▸ INSTRUCTION:
Go through the records below line by line, counting those that contain the word "şefim"; answer with the count only.

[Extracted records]
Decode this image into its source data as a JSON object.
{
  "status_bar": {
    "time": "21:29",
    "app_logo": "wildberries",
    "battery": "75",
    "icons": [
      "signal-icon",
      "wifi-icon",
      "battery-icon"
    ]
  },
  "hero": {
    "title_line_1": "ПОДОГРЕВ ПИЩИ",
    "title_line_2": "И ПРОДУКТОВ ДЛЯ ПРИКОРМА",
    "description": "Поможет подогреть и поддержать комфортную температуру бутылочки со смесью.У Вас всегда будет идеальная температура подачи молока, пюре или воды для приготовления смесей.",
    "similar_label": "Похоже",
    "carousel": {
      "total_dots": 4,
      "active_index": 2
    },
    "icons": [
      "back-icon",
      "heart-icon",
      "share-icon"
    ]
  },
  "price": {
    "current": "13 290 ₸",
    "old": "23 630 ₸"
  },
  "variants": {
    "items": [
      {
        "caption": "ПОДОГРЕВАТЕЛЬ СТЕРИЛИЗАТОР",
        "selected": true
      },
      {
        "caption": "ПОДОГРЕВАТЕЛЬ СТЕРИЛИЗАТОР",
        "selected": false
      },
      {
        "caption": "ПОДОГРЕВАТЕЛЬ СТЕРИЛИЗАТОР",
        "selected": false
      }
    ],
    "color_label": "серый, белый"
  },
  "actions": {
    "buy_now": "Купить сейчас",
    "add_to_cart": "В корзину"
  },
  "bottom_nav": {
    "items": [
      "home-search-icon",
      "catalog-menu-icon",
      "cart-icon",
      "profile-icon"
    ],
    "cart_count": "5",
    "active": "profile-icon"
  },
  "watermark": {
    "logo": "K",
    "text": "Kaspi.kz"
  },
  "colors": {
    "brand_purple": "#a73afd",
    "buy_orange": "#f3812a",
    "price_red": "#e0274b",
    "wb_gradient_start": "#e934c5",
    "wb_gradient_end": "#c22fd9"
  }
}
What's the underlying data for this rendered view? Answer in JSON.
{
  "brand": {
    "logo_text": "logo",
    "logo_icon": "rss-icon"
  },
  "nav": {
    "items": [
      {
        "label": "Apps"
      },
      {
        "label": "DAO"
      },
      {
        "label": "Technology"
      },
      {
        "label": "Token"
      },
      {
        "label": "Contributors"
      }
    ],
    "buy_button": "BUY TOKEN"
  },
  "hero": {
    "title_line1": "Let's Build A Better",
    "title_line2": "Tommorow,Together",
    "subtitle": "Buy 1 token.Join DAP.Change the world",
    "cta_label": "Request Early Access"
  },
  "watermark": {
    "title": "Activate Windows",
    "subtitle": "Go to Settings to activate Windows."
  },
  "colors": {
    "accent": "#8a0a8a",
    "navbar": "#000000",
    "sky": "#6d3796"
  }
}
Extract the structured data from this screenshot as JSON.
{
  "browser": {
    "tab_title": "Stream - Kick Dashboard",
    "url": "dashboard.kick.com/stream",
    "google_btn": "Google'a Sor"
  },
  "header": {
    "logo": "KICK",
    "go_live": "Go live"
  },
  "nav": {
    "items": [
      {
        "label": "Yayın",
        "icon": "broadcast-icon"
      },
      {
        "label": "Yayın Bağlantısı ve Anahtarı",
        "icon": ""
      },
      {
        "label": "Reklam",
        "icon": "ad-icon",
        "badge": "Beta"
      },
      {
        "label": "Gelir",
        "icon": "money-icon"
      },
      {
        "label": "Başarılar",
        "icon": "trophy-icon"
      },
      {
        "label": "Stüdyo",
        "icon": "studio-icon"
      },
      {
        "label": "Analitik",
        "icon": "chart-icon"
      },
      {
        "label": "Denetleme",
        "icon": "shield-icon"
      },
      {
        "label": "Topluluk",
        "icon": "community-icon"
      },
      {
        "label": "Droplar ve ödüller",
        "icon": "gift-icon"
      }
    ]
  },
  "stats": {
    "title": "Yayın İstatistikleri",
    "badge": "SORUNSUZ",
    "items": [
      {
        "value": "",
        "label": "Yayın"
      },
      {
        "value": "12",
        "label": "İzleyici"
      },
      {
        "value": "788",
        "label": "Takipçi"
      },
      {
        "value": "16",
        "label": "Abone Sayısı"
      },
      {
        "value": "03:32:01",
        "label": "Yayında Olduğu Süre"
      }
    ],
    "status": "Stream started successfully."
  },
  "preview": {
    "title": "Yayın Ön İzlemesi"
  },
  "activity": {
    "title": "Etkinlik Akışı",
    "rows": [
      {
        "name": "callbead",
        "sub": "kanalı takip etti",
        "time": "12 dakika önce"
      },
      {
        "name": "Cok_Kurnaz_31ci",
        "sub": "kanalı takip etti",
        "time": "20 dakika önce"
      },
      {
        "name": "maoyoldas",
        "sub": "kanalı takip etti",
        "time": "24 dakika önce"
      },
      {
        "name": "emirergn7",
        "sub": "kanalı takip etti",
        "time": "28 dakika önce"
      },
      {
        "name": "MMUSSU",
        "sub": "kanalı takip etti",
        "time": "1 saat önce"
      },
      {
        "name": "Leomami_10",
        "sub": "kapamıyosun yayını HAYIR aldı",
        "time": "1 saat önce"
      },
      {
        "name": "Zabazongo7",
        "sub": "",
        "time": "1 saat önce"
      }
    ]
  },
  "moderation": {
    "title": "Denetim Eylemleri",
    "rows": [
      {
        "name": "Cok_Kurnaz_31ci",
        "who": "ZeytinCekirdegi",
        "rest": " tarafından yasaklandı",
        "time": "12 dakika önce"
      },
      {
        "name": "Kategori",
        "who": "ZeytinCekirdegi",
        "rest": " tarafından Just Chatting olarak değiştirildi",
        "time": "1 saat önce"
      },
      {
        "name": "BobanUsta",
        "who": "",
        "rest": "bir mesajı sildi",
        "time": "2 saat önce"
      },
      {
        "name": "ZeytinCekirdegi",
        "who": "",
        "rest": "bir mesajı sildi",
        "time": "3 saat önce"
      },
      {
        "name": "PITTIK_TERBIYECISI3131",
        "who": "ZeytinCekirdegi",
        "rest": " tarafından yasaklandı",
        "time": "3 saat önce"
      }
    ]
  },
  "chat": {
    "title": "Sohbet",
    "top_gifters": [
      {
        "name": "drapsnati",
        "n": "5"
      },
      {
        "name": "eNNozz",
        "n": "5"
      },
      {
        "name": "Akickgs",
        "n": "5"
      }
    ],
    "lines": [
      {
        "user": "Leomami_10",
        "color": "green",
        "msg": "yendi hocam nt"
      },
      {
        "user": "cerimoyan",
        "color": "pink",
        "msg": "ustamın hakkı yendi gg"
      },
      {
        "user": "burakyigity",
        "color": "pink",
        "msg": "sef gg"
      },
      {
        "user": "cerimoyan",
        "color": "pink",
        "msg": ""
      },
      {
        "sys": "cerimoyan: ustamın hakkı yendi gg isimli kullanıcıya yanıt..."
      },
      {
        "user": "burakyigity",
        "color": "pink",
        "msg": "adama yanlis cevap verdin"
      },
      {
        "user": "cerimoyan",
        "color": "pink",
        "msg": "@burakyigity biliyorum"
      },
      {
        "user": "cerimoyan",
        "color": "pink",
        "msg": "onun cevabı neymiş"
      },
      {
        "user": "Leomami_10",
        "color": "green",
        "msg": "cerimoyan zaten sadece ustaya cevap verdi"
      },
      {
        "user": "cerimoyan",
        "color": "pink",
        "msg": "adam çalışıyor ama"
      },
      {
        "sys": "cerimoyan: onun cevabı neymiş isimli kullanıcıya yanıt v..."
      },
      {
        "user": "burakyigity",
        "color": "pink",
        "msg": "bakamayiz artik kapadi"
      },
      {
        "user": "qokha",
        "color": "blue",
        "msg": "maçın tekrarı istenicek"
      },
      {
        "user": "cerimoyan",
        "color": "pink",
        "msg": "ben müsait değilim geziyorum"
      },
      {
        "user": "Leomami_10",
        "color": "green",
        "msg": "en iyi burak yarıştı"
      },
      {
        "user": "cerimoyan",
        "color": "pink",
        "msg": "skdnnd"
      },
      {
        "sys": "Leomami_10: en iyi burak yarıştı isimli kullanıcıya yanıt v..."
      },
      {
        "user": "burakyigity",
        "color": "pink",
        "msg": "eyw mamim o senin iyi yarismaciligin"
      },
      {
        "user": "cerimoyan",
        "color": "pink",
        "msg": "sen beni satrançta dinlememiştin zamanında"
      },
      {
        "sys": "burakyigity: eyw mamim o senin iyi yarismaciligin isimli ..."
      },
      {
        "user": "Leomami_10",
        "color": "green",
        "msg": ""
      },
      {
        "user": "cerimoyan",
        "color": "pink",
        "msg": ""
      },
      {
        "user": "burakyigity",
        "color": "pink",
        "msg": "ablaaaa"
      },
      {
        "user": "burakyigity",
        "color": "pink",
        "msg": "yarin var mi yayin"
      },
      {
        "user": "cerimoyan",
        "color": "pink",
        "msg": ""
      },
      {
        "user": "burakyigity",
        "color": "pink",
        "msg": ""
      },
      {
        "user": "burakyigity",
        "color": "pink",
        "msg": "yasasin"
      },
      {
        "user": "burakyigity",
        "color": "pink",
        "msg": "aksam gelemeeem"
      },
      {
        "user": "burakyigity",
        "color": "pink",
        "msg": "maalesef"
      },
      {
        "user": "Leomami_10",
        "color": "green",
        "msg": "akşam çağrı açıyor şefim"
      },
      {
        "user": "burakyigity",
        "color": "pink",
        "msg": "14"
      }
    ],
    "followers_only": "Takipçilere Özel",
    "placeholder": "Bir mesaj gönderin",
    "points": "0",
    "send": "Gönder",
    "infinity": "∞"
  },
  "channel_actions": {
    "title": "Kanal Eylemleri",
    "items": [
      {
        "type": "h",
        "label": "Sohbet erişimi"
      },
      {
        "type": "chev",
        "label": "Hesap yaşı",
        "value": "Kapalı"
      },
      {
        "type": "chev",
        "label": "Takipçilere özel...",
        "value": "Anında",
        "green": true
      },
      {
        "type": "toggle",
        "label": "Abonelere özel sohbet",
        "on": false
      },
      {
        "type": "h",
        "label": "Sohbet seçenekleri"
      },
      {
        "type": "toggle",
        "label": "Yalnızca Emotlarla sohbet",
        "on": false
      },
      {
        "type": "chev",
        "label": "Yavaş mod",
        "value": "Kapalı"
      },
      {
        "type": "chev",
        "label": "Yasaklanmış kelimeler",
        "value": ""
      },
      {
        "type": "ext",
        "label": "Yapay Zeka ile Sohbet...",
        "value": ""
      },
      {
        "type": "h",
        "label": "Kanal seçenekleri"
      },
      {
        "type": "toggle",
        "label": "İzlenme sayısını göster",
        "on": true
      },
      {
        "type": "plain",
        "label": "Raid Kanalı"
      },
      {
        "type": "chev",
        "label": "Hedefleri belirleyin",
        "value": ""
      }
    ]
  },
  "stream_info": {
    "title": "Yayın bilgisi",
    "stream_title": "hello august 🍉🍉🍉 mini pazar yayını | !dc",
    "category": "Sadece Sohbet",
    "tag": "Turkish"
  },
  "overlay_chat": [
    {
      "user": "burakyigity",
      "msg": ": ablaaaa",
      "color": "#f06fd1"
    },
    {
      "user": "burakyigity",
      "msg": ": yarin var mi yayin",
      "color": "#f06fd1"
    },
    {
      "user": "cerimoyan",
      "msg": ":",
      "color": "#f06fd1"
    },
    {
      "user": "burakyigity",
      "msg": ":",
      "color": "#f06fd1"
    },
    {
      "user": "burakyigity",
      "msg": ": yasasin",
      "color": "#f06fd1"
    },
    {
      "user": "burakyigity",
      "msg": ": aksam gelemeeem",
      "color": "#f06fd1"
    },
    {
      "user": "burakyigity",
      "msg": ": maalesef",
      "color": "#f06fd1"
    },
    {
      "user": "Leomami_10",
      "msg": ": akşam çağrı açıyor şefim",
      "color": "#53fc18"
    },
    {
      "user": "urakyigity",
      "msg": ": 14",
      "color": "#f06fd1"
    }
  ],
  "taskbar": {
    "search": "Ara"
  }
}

▸ WRITTEN SOLUTION:
2